▶ DIRECTIVE
Your task is to print the material below exactly as presented.

____________________

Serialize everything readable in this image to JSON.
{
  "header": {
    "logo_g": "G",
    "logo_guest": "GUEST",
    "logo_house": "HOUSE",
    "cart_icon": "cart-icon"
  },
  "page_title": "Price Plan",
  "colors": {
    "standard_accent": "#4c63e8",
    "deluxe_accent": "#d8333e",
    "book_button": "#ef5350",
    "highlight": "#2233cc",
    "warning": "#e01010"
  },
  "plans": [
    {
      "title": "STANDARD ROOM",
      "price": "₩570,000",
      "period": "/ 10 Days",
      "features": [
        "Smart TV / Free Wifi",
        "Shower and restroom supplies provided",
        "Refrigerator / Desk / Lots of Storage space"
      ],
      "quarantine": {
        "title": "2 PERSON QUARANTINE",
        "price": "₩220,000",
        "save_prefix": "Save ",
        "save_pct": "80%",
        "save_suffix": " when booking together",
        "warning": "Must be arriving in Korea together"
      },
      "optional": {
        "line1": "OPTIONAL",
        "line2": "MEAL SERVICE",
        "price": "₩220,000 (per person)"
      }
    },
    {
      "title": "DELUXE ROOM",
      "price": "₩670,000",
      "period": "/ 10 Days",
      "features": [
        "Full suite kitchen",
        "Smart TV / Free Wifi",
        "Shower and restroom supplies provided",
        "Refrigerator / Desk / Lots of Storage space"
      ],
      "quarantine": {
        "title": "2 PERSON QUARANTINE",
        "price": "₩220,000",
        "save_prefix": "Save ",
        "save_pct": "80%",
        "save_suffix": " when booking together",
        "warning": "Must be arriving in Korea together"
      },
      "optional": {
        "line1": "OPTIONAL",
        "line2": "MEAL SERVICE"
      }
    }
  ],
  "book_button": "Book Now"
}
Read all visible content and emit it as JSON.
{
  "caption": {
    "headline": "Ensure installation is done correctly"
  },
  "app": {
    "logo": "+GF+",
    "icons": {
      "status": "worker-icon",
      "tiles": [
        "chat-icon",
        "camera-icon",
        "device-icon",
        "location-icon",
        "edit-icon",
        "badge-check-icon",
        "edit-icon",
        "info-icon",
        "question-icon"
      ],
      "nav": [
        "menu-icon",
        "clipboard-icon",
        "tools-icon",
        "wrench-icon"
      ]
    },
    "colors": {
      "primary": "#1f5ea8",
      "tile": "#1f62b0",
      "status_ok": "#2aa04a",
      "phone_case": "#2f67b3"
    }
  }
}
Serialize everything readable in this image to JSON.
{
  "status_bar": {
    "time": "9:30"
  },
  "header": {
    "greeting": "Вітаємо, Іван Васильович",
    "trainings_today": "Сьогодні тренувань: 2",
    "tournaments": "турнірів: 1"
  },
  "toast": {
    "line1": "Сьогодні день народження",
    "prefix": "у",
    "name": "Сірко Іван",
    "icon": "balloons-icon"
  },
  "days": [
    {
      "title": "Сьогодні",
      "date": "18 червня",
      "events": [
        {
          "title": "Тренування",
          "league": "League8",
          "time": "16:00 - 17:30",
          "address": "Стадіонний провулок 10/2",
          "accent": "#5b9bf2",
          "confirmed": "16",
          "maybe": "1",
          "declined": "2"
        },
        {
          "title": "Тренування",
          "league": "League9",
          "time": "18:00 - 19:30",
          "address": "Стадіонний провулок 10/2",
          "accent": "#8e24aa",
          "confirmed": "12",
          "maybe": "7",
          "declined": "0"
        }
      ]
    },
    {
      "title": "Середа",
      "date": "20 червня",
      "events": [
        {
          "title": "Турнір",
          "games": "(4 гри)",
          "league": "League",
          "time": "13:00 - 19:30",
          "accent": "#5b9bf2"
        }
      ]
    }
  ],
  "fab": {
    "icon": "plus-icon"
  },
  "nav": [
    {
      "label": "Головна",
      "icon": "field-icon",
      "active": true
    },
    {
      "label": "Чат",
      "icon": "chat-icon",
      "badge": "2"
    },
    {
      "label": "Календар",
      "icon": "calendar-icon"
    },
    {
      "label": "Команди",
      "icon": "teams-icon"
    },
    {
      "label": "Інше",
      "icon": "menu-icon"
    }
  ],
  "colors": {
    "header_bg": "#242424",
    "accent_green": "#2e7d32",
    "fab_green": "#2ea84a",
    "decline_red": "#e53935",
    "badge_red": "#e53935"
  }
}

____________________

▶ EXERCISE RESULT
Serialize everything readable in this image to JSON.
{
  "header": {
    "logo_g": "G",
    "logo_guest": "GUEST",
    "logo_house": "HOUSE",
    "cart_icon": "cart-icon"
  },
  "page_title": "Price Plan",
  "colors": {
    "standard_accent": "#4c63e8",
    "deluxe_accent": "#d8333e",
    "book_button": "#ef5350",
    "highlight": "#2233cc",
    "warning": "#e01010"
  },
  "plans": [
    {
      "title": "STANDARD ROOM",
      "price": "₩570,000",
      "period": "/ 10 Days",
      "features": [
        "Smart TV / Free Wifi",
        "Shower and restroom supplies provided",
        "Refrigerator / Desk / Lots of Storage space"
      ],
      "quarantine": {
        "title": "2 PERSON QUARANTINE",
        "price": "₩220,000",
        "save_prefix": "Save ",
        "save_pct": "80%",
        "save_suffix": " when booking together",
        "warning": "Must be arriving in Korea together"
      },
      "optional": {
        "line1": "OPTIONAL",
        "line2": "MEAL SERVICE",
        "price": "₩220,000 (per person)"
      }
    },
    {
      "title": "DELUXE ROOM",
      "price": "₩670,000",
      "period": "/ 10 Days",
      "features": [
        "Full suite kitchen",
        "Smart TV / Free Wifi",
        "Shower and restroom supplies provided",
        "Refrigerator / Desk / Lots of Storage space"
      ],
      "quarantine": {
        "title": "2 PERSON QUARANTINE",
        "price": "₩220,000",
        "save_prefix": "Save ",
        "save_pct": "80%",
        "save_suffix": " when booking together",
        "warning": "Must be arriving in Korea together"
      },
      "optional": {
        "line1": "OPTIONAL",
        "line2": "MEAL SERVICE"
      }
    }
  ],
  "book_button": "Book Now"
}
Read all visible content and emit it as JSON.
{
  "caption": {
    "headline": "Ensure installation is done correctly"
  },
  "app": {
    "logo": "+GF+",
    "icons": {
      "status": "worker-icon",
      "tiles": [
        "chat-icon",
        "camera-icon",
        "device-icon",
        "location-icon",
        "edit-icon",
        "badge-check-icon",
        "edit-icon",
        "info-icon",
        "question-icon"
      ],
      "nav": [
        "menu-icon",
        "clipboard-icon",
        "tools-icon",
        "wrench-icon"
      ]
    },
    "colors": {
      "primary": "#1f5ea8",
      "tile": "#1f62b0",
      "status_ok": "#2aa04a",
      "phone_case": "#2f67b3"
    }
  }
}
Serialize everything readable in this image to JSON.
{
  "status_bar": {
    "time": "9:30"
  },
  "header": {
    "greeting": "Вітаємо, Іван Васильович",
    "trainings_today": "Сьогодні тренувань: 2",
    "tournaments": "турнірів: 1"
  },
  "toast": {
    "line1": "Сьогодні день народження",
    "prefix": "у",
    "name": "Сірко Іван",
    "icon": "balloons-icon"
  },
  "days": [
    {
      "title": "Сьогодні",
      "date": "18 червня",
      "events": [
        {
          "title": "Тренування",
          "league": "League8",
          "time": "16:00 - 17:30",
          "address": "Стадіонний провулок 10/2",
          "accent": "#5b9bf2",
          "confirmed": "16",
          "maybe": "1",
          "declined": "2"
        },
        {
          "title": "Тренування",
          "league": "League9",
          "time": "18:00 - 19:30",
          "address": "Стадіонний провулок 10/2",
          "accent": "#8e24aa",
          "confirmed": "12",
          "maybe": "7",
          "declined": "0"
        }
      ]
    },
    {
      "title": "Середа",
      "date": "20 червня",
      "events": [
        {
          "title": "Турнір",
          "games": "(4 гри)",
          "league": "League",
          "time": "13:00 - 19:30",
          "accent": "#5b9bf2"
        }
      ]
    }
  ],
  "fab": {
    "icon": "plus-icon"
  },
  "nav": [
    {
      "label": "Головна",
      "icon": "field-icon",
      "active": true
    },
    {
      "label": "Чат",
      "icon": "chat-icon",
      "badge": "2"
    },
    {
      "label": "Календар",
      "icon": "calendar-icon"
    },
    {
      "label": "Команди",
      "icon": "teams-icon"
    },
    {
      "label": "Інше",
      "icon": "menu-icon"
    }
  ],
  "colors": {
    "header_bg": "#242424",
    "accent_green": "#2e7d32",
    "fab_green": "#2ea84a",
    "decline_red": "#e53935",
    "badge_red": "#e53935"
  }
}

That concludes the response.